Records ->
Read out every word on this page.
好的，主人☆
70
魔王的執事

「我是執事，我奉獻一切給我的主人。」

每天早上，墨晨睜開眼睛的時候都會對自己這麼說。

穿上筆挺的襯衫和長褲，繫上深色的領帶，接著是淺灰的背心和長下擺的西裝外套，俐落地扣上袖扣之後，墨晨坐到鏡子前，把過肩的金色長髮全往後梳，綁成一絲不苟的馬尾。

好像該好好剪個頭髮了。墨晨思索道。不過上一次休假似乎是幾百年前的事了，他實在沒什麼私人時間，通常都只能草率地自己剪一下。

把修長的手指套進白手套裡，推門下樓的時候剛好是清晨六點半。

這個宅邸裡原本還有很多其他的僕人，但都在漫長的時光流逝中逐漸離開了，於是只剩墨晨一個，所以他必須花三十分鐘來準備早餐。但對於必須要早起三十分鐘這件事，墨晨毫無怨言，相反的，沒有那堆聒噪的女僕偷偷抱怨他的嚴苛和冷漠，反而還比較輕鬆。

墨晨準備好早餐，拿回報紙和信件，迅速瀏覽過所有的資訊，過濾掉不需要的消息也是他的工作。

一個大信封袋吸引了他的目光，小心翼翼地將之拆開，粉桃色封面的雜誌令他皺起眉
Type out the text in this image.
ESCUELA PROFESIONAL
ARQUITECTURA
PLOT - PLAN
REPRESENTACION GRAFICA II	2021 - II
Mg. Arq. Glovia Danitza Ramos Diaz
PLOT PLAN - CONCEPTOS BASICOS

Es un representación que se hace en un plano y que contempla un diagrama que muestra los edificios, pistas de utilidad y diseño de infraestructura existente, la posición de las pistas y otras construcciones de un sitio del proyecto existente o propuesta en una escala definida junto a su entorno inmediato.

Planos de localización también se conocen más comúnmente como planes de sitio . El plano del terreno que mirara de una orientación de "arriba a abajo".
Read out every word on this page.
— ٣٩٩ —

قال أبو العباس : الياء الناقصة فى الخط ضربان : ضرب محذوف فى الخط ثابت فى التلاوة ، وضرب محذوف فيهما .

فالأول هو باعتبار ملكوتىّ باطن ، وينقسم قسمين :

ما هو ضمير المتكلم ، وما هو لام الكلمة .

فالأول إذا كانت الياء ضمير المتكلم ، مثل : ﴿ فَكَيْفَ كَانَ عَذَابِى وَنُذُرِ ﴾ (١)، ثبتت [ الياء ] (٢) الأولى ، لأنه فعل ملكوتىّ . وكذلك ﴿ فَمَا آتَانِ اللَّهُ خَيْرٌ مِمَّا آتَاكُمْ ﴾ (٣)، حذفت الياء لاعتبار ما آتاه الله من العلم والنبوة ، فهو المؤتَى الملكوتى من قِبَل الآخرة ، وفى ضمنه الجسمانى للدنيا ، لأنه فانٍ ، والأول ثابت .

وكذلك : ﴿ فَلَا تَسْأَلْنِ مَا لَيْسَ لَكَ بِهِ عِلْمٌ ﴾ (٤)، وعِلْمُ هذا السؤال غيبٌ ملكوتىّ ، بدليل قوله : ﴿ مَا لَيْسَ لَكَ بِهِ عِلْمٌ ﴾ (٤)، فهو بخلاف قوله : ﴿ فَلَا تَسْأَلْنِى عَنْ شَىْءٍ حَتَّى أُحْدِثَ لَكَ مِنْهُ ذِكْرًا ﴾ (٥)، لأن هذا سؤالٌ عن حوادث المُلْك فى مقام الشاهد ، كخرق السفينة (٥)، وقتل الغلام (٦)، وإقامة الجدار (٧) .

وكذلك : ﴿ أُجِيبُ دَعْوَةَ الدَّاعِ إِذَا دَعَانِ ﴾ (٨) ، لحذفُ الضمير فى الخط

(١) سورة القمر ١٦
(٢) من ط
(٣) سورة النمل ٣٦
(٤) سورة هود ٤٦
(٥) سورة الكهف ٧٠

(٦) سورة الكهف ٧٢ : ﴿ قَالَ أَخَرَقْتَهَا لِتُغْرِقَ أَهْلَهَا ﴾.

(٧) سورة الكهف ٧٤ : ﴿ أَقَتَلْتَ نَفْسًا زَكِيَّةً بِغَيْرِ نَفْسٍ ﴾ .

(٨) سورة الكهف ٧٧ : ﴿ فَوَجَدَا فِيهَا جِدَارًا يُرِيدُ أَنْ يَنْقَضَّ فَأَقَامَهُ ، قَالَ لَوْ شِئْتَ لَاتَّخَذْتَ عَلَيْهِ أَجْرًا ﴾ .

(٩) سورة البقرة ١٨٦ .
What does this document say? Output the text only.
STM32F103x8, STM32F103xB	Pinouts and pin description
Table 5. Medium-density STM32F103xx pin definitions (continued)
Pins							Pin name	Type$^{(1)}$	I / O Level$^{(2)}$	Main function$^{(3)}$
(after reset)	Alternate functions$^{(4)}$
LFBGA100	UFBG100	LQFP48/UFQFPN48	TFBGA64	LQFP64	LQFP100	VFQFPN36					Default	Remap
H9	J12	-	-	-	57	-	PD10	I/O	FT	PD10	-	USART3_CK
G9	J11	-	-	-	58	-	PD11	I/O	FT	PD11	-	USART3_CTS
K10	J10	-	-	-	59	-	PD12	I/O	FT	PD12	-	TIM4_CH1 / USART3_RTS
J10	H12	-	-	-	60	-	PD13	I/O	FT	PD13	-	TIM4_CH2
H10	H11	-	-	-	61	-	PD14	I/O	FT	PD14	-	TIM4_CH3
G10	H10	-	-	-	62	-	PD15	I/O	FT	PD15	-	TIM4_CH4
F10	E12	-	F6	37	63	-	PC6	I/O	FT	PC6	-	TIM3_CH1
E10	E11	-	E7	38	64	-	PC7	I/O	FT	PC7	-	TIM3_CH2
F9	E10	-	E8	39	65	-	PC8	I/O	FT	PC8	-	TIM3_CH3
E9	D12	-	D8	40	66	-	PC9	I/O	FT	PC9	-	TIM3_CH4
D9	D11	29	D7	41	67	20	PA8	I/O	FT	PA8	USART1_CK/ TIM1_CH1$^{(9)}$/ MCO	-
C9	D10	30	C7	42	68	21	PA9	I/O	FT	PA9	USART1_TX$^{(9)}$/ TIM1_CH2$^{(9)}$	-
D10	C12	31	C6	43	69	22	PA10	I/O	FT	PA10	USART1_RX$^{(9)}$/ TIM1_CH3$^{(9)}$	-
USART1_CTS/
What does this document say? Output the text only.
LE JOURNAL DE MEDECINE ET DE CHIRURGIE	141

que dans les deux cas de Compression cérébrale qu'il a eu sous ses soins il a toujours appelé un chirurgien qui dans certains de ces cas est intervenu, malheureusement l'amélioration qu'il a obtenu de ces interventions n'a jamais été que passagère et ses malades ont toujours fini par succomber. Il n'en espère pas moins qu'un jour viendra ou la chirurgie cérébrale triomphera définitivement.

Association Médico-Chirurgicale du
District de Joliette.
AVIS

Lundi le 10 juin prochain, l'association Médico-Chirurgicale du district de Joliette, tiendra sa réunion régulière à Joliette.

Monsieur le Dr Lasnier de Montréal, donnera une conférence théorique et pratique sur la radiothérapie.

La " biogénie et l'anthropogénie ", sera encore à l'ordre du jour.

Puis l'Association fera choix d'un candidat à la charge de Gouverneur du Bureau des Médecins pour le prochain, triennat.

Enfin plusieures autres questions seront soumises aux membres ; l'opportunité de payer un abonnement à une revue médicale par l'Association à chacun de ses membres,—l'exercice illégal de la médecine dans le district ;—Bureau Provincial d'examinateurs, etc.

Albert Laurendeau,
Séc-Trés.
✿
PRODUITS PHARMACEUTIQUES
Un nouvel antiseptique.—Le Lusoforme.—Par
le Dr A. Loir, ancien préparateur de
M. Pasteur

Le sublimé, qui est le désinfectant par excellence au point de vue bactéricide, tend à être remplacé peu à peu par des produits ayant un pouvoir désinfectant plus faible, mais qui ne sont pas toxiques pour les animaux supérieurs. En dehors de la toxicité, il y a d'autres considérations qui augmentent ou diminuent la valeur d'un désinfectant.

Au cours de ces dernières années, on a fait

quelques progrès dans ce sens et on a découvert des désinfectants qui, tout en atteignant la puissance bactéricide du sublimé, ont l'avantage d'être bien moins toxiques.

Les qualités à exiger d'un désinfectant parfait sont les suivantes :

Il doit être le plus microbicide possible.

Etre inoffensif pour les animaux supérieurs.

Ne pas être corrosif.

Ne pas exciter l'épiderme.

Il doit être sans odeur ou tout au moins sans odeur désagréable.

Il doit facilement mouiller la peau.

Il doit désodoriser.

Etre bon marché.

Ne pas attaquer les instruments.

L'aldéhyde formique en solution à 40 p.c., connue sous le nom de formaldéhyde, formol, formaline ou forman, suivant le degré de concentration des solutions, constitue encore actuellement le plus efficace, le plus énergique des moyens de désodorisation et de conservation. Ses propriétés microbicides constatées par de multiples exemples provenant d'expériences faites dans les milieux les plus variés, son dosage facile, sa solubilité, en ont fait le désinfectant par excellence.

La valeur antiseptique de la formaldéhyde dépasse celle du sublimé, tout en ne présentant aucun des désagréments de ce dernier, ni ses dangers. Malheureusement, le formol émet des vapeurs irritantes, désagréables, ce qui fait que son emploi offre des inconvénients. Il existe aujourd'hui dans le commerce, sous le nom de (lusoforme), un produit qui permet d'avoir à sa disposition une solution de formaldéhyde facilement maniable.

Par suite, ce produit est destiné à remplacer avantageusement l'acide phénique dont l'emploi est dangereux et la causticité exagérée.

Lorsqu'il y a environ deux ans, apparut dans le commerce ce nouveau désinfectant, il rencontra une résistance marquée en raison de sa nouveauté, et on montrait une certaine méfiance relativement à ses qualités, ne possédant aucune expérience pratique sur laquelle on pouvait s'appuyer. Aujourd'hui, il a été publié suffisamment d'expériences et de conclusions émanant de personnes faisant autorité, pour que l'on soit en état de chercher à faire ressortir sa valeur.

Do this ->
State how many lines of the material contain the string "bactéricide", with no other words.

Task solution ->
2